What the exercise asks | Extract every line that contains the word "progress".

[START Data lines]

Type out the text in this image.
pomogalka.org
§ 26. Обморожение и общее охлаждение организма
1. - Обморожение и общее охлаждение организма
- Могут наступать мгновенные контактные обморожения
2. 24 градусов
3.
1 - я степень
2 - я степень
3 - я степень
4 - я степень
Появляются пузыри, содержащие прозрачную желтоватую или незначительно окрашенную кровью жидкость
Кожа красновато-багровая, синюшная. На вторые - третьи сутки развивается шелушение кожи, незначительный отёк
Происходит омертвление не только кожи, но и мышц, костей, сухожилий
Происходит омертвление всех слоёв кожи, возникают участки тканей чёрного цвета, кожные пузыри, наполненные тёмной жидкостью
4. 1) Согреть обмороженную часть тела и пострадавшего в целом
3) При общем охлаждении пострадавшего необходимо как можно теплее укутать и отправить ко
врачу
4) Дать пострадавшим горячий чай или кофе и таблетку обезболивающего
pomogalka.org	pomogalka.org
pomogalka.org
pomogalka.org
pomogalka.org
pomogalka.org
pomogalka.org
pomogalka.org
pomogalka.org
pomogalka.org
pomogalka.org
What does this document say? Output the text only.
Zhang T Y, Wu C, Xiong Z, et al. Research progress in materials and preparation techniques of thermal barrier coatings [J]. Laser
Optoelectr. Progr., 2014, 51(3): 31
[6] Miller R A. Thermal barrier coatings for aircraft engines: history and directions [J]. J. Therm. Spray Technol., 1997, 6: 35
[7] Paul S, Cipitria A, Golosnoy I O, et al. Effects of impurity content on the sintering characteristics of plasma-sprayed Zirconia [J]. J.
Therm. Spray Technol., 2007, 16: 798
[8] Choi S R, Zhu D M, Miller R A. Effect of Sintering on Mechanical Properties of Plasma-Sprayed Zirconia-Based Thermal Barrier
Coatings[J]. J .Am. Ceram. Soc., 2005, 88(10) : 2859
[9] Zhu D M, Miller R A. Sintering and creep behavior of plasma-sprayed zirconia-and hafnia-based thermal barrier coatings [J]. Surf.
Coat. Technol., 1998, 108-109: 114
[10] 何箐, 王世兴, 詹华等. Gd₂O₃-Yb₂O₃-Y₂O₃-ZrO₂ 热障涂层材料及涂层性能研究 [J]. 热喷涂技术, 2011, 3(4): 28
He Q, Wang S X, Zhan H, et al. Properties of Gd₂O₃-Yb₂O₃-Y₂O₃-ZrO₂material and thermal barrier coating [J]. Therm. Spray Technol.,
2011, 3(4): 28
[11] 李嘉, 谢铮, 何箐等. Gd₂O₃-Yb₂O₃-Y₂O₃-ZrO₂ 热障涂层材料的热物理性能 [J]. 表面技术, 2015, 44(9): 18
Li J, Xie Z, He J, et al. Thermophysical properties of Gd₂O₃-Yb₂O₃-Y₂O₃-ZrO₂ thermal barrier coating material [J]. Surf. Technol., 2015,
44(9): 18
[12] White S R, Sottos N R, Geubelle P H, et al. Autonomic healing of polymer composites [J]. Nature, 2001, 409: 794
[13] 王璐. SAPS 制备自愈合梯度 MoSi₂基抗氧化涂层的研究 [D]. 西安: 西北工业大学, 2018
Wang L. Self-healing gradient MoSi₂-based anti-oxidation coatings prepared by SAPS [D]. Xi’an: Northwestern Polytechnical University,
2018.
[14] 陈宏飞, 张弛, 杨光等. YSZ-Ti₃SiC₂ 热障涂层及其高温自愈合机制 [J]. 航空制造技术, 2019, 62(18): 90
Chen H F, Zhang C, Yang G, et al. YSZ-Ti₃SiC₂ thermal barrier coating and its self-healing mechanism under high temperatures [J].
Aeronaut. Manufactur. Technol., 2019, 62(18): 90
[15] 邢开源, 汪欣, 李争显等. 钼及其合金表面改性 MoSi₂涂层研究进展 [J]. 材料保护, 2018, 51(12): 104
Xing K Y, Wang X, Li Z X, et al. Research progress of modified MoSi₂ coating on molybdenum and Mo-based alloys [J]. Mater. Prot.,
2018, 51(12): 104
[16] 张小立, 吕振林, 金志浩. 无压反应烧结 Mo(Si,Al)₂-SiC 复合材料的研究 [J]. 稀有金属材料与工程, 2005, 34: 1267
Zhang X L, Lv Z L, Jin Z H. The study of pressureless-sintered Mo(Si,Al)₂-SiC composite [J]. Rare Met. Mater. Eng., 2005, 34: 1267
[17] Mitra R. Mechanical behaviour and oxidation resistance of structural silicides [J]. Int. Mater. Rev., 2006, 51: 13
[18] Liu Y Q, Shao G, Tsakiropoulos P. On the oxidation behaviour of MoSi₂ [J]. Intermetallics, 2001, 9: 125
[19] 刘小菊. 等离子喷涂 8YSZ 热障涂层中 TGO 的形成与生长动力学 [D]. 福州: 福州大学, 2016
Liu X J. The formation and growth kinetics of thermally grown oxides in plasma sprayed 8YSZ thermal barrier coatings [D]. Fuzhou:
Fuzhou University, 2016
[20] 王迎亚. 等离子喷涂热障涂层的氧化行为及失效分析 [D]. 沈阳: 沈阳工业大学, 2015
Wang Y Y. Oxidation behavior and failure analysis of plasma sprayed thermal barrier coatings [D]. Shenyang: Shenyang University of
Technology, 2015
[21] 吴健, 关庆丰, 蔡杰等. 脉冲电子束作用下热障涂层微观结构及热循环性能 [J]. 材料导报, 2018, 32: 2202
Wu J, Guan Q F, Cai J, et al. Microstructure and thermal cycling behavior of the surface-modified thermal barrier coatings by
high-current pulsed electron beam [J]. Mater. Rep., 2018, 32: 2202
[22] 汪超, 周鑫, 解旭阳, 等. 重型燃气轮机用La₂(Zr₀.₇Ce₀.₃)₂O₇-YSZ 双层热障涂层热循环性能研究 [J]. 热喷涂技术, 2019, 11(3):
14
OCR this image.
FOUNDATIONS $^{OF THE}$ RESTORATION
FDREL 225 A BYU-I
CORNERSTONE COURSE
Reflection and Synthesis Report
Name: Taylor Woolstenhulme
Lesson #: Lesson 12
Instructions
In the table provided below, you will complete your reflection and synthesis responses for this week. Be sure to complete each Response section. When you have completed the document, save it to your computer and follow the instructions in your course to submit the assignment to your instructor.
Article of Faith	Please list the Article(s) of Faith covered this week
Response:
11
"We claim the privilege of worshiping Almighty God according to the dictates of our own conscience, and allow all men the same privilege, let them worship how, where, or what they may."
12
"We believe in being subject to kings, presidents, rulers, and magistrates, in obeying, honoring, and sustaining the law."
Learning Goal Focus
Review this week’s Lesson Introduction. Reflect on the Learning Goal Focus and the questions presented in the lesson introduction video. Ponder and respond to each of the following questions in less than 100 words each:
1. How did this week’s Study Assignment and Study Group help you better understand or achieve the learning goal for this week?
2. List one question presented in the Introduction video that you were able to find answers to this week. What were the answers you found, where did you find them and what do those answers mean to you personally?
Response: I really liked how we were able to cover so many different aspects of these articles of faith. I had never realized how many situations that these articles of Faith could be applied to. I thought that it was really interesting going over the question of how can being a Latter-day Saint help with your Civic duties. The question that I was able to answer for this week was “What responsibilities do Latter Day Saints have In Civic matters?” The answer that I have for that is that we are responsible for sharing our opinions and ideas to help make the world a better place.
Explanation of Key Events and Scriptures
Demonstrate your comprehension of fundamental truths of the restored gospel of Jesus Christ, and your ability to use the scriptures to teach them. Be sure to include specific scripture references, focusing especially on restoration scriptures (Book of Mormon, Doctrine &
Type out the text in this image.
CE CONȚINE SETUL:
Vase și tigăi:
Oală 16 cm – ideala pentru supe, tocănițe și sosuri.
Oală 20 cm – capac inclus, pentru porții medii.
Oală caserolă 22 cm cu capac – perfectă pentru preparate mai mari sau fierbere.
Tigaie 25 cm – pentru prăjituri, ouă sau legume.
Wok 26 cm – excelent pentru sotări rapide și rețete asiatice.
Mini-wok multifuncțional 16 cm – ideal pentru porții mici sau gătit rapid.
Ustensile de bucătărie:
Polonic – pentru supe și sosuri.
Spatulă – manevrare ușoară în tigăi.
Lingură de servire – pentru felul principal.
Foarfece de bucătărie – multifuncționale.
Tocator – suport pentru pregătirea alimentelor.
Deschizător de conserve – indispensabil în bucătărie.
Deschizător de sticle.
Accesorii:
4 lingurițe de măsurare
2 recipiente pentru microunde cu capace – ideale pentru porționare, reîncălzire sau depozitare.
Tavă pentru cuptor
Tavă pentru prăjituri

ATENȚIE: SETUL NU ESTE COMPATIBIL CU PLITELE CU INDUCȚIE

[END Data lines]

Correct answer |
Zhang T Y, Wu C, Xiong Z, et al. Research progress in materials and preparation techniques of thermal barrier coatings [J]. Laser
Xing K Y, Wang X, Li Z X, et al. Research progress of modified MoSi₂ coating on molybdenum and Mo-based alloys [J]. Mater. Prot.,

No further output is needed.